▶ [What to produce]
Will you output the entries below exactly, skipping every image they contain?

▶ [Dataset content]
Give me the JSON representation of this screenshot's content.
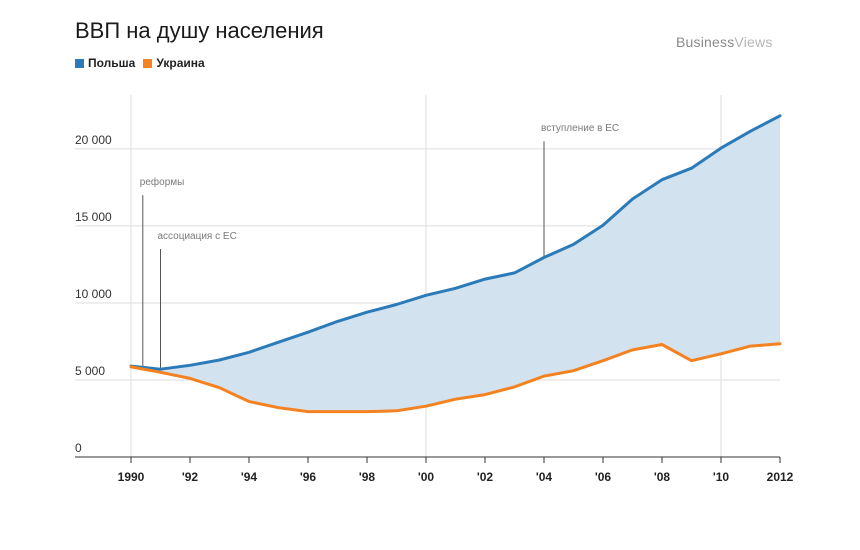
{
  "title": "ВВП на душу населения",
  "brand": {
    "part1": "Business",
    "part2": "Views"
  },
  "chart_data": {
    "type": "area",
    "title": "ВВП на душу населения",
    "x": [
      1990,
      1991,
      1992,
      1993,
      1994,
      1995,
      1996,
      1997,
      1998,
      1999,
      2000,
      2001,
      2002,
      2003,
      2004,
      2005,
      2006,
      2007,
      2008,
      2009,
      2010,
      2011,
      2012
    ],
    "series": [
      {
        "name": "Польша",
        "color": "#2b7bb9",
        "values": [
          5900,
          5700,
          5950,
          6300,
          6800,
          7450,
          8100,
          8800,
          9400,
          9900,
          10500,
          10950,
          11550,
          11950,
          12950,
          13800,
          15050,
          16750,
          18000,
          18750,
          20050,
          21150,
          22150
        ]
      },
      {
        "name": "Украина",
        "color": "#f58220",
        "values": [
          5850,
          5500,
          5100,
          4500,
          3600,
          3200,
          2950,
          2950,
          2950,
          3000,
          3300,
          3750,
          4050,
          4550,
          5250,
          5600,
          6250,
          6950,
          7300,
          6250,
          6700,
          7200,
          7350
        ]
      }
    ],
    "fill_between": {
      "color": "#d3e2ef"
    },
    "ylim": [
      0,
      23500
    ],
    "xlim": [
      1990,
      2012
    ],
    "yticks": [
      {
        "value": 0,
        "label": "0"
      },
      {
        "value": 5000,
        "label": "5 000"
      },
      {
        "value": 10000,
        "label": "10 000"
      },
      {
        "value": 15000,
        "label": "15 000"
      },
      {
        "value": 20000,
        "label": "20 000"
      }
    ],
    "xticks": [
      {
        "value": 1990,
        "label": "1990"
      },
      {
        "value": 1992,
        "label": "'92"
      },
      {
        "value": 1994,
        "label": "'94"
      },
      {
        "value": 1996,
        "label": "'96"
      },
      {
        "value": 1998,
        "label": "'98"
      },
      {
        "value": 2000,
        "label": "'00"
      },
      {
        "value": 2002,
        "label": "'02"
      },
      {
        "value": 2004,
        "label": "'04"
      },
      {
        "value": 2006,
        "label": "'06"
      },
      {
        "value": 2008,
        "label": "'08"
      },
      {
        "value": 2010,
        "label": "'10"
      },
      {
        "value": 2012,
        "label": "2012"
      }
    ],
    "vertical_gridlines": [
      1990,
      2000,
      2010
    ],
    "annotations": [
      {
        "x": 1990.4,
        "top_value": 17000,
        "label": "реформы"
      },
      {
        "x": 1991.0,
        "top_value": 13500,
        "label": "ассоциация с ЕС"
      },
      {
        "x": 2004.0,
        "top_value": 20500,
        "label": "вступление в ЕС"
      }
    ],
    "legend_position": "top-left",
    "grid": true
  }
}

▶ [Exercise answer]
Give me the JSON representation of this screenshot's content.
{
  "title": "ВВП на душу населения",
  "brand": {
    "part1": "Business",
    "part2": "Views"
  },
  "chart_data": {
    "type": "area",
    "title": "ВВП на душу населения",
    "x": [
      1990,
      1991,
      1992,
      1993,
      1994,
      1995,
      1996,
      1997,
      1998,
      1999,
      2000,
      2001,
      2002,
      2003,
      2004,
      2005,
      2006,
      2007,
      2008,
      2009,
      2010,
      2011,
      2012
    ],
    "series": [
      {
        "name": "Польша",
        "color": "#2b7bb9",
        "values": [
          5900,
          5700,
          5950,
          6300,
          6800,
          7450,
          8100,
          8800,
          9400,
          9900,
          10500,
          10950,
          11550,
          11950,
          12950,
          13800,
          15050,
          16750,
          18000,
          18750,
          20050,
          21150,
          22150
        ]
      },
      {
        "name": "Украина",
        "color": "#f58220",
        "values": [
          5850,
          5500,
          5100,
          4500,
          3600,
          3200,
          2950,
          2950,
          2950,
          3000,
          3300,
          3750,
          4050,
          4550,
          5250,
          5600,
          6250,
          6950,
          7300,
          6250,
          6700,
          7200,
          7350
        ]
      }
    ],
    "fill_between": {
      "color": "#d3e2ef"
    },
    "ylim": [
      0,
      23500
    ],
    "xlim": [
      1990,
      2012
    ],
    "yticks": [
      {
        "value": 0,
        "label": "0"
      },
      {
        "value": 5000,
        "label": "5 000"
      },
      {
        "value": 10000,
        "label": "10 000"
      },
      {
        "value": 15000,
        "label": "15 000"
      },
      {
        "value": 20000,
        "label": "20 000"
      }
    ],
    "xticks": [
      {
        "value": 1990,
        "label": "1990"
      },
      {
        "value": 1992,
        "label": "'92"
      },
      {
        "value": 1994,
        "label": "'94"
      },
      {
        "value": 1996,
        "label": "'96"
      },
      {
        "value": 1998,
        "label": "'98"
      },
      {
        "value": 2000,
        "label": "'00"
      },
      {
        "value": 2002,
        "label": "'02"
      },
      {
        "value": 2004,
        "label": "'04"
      },
      {
        "value": 2006,
        "label": "'06"
      },
      {
        "value": 2008,
        "label": "'08"
      },
      {
        "value": 2010,
        "label": "'10"
      },
      {
        "value": 2012,
        "label": "2012"
      }
    ],
    "vertical_gridlines": [
      1990,
      2000,
      2010
    ],
    "annotations": [
      {
        "x": 1990.4,
        "top_value": 17000,
        "label": "реформы"
      },
      {
        "x": 1991.0,
        "top_value": 13500,
        "label": "ассоциация с ЕС"
      },
      {
        "x": 2004.0,
        "top_value": 20500,
        "label": "вступление в ЕС"
      }
    ],
    "legend_position": "top-left",
    "grid": true
  }
}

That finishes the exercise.